TEXTO DA PÁGINA:
>>>

Extrema beleza que machuca. Olha, sinceramente... Poético, sútil e intenso.
ResponderExcluirInfelizmente a sátira parece passar por cima da cabeça de muitas pessoas que se deixam enganar pelos artifícios do filme e veem nele uma linda meditação simpática ao poliamor. Quando, na verdade, a atmosfera "perfeita demais", o constante senso de artificialidade e a subserviência das mulheres aos desejos e à felicidade de François, apontam para algo extremamente diverso, muito mais ácido.
“- Qual delas prefere: Brigitte Bardot ou Jeanne Moreau?
- Como mulher, você... (corta para despensa lotada de imagens de revista das duas)”
Esse personagem principal já tem lugar reservado no seu Top 5 de embustes do cinema. Começei a estranhar o rumo do filme enquanto assistia, até me tocar da chamada “crítica social f*da”: o carpinteiro bom-moço, cidadão de bem e pai de família que “inocentemente” se apaixona por outra e tenta conciliar a vida com as duas, até que acontece o que aconteceu e o filme tem seu final “feliz”... é capaz de muito homem (e muita mulher) assistir e se sentir representado e até mesmo redimido sem analisar nas entrelinhas.

<<<

DADOS FORNECIDOS:

>>>

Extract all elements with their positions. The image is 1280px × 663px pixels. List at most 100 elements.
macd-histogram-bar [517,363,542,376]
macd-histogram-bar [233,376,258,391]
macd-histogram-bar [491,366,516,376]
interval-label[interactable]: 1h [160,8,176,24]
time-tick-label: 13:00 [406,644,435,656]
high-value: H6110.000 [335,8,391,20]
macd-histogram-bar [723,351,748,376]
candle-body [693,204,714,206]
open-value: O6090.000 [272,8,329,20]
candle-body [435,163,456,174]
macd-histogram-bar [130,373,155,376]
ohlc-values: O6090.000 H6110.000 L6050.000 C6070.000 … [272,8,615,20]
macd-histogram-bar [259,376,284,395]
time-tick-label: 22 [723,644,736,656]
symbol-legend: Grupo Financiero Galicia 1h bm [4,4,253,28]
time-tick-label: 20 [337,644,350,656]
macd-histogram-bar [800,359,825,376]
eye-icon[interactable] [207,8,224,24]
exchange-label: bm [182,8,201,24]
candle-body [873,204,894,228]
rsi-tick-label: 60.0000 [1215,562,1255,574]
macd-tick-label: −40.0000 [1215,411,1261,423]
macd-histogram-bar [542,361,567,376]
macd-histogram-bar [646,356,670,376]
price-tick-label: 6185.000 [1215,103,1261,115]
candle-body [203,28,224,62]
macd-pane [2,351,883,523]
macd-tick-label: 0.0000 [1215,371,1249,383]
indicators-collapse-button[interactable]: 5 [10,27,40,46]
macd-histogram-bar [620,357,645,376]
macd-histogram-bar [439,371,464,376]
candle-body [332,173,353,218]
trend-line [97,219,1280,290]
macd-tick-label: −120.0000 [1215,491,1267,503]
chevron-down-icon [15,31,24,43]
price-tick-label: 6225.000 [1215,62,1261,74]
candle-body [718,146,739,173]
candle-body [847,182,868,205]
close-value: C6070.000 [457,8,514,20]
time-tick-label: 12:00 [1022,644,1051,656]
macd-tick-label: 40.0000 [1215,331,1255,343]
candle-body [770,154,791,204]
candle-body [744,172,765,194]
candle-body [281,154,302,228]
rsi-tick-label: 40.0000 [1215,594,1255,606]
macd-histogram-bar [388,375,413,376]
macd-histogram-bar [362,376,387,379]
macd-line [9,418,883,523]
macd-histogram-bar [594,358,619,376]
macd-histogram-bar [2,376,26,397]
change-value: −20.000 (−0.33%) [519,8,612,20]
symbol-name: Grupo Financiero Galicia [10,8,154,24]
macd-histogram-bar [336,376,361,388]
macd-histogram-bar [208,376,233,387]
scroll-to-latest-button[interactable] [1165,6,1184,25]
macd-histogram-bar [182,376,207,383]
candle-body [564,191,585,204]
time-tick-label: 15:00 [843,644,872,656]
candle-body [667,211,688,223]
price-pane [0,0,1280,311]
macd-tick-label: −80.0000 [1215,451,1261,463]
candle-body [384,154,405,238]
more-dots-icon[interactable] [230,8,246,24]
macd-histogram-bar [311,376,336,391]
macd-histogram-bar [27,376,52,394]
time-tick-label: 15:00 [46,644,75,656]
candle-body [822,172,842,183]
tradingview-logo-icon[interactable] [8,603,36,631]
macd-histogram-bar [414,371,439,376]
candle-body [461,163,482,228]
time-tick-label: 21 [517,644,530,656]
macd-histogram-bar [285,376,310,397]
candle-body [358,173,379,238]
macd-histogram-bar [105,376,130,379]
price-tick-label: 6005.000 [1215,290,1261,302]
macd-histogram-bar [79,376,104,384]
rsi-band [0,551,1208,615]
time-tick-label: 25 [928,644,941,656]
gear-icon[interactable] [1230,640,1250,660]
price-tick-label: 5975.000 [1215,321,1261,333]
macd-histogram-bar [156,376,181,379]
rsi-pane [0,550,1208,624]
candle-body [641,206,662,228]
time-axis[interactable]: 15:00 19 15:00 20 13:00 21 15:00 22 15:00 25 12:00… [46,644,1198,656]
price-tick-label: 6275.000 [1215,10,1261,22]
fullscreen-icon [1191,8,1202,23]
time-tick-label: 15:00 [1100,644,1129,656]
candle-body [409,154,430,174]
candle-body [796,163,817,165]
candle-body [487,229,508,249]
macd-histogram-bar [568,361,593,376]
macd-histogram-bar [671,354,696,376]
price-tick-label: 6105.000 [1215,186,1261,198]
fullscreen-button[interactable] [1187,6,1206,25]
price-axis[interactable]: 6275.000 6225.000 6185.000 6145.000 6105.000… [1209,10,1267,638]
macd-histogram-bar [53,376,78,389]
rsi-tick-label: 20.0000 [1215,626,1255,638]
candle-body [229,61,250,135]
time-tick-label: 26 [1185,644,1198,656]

<<<

OBJETIVO DO EXERCÍCIO:
Escreva a continuação dos comentários sobre o filme, começando logo depois da última frase.

RESPOSTA ABAIXO:
“Postière Très Tentante. Pense Très. Tendrement. Passionément Terriblement a. Toi. Prés Te toi. Pour Toi Ton. François.”
"Não sei se era a intenção, mas o final deste filme me causou muita angústia" - Você não sabe como isso rola com tais pessoas. aqueles minutos finais, aparentemente fofinhos, são terríveis. Sendo está aí a intenção do filme, nos apresentar um mundo florido onde tudo é lindo e colorido, e no final nos apresentar a tristeza do abandono e da indiferença. Tu entendestes bem o filme, é exatamente isso.